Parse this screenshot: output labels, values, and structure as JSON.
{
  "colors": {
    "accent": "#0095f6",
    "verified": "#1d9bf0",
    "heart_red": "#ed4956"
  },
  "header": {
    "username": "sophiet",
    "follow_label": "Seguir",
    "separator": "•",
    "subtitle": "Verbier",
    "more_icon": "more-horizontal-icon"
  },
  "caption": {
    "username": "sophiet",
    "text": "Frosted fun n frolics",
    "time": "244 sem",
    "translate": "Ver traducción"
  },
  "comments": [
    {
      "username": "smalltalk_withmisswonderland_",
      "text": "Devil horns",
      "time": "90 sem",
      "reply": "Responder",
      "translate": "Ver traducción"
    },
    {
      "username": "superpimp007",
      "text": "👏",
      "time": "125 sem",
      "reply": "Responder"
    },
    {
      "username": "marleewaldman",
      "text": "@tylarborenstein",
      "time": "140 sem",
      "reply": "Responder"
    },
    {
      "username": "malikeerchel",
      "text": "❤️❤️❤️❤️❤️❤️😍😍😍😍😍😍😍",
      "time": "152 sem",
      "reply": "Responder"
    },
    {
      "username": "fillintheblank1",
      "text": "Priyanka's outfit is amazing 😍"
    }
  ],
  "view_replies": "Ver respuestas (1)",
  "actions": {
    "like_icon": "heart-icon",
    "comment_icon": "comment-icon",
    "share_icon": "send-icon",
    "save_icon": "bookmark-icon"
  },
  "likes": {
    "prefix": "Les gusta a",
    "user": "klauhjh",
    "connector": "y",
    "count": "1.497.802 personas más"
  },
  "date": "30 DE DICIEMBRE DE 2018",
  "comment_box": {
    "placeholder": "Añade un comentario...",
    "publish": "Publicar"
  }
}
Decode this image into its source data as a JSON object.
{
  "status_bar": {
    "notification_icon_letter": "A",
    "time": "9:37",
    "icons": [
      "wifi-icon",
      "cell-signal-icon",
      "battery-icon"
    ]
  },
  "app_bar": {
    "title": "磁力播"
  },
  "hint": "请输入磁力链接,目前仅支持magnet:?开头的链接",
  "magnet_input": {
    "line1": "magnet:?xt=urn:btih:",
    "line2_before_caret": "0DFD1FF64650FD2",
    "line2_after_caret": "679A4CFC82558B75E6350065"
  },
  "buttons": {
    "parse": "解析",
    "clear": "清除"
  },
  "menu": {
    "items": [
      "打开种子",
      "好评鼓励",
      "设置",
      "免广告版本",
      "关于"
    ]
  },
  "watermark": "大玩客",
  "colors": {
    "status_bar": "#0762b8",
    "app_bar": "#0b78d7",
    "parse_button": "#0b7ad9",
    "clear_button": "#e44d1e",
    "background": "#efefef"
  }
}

▶ EXERCISE:
Each record must be repeated exactly as it is.

▶ RESULT OF THE TASK:
Parse this screenshot: output labels, values, and structure as JSON.
{
  "colors": {
    "accent": "#0095f6",
    "verified": "#1d9bf0",
    "heart_red": "#ed4956"
  },
  "header": {
    "username": "sophiet",
    "follow_label": "Seguir",
    "separator": "•",
    "subtitle": "Verbier",
    "more_icon": "more-horizontal-icon"
  },
  "caption": {
    "username": "sophiet",
    "text": "Frosted fun n frolics",
    "time": "244 sem",
    "translate": "Ver traducción"
  },
  "comments": [
    {
      "username": "smalltalk_withmisswonderland_",
      "text": "Devil horns",
      "time": "90 sem",
      "reply": "Responder",
      "translate": "Ver traducción"
    },
    {
      "username": "superpimp007",
      "text": "👏",
      "time": "125 sem",
      "reply": "Responder"
    },
    {
      "username": "marleewaldman",
      "text": "@tylarborenstein",
      "time": "140 sem",
      "reply": "Responder"
    },
    {
      "username": "malikeerchel",
      "text": "❤️❤️❤️❤️❤️❤️😍😍😍😍😍😍😍",
      "time": "152 sem",
      "reply": "Responder"
    },
    {
      "username": "fillintheblank1",
      "text": "Priyanka's outfit is amazing 😍"
    }
  ],
  "view_replies": "Ver respuestas (1)",
  "actions": {
    "like_icon": "heart-icon",
    "comment_icon": "comment-icon",
    "share_icon": "send-icon",
    "save_icon": "bookmark-icon"
  },
  "likes": {
    "prefix": "Les gusta a",
    "user": "klauhjh",
    "connector": "y",
    "count": "1.497.802 personas más"
  },
  "date": "30 DE DICIEMBRE DE 2018",
  "comment_box": {
    "placeholder": "Añade un comentario...",
    "publish": "Publicar"
  }
}
Decode this image into its source data as a JSON object.
{
  "status_bar": {
    "notification_icon_letter": "A",
    "time": "9:37",
    "icons": [
      "wifi-icon",
      "cell-signal-icon",
      "battery-icon"
    ]
  },
  "app_bar": {
    "title": "磁力播"
  },
  "hint": "请输入磁力链接,目前仅支持magnet:?开头的链接",
  "magnet_input": {
    "line1": "magnet:?xt=urn:btih:",
    "line2_before_caret": "0DFD1FF64650FD2",
    "line2_after_caret": "679A4CFC82558B75E6350065"
  },
  "buttons": {
    "parse": "解析",
    "clear": "清除"
  },
  "menu": {
    "items": [
      "打开种子",
      "好评鼓励",
      "设置",
      "免广告版本",
      "关于"
    ]
  },
  "watermark": "大玩客",
  "colors": {
    "status_bar": "#0762b8",
    "app_bar": "#0b78d7",
    "parse_button": "#0b7ad9",
    "clear_button": "#e44d1e",
    "background": "#efefef"
  }
}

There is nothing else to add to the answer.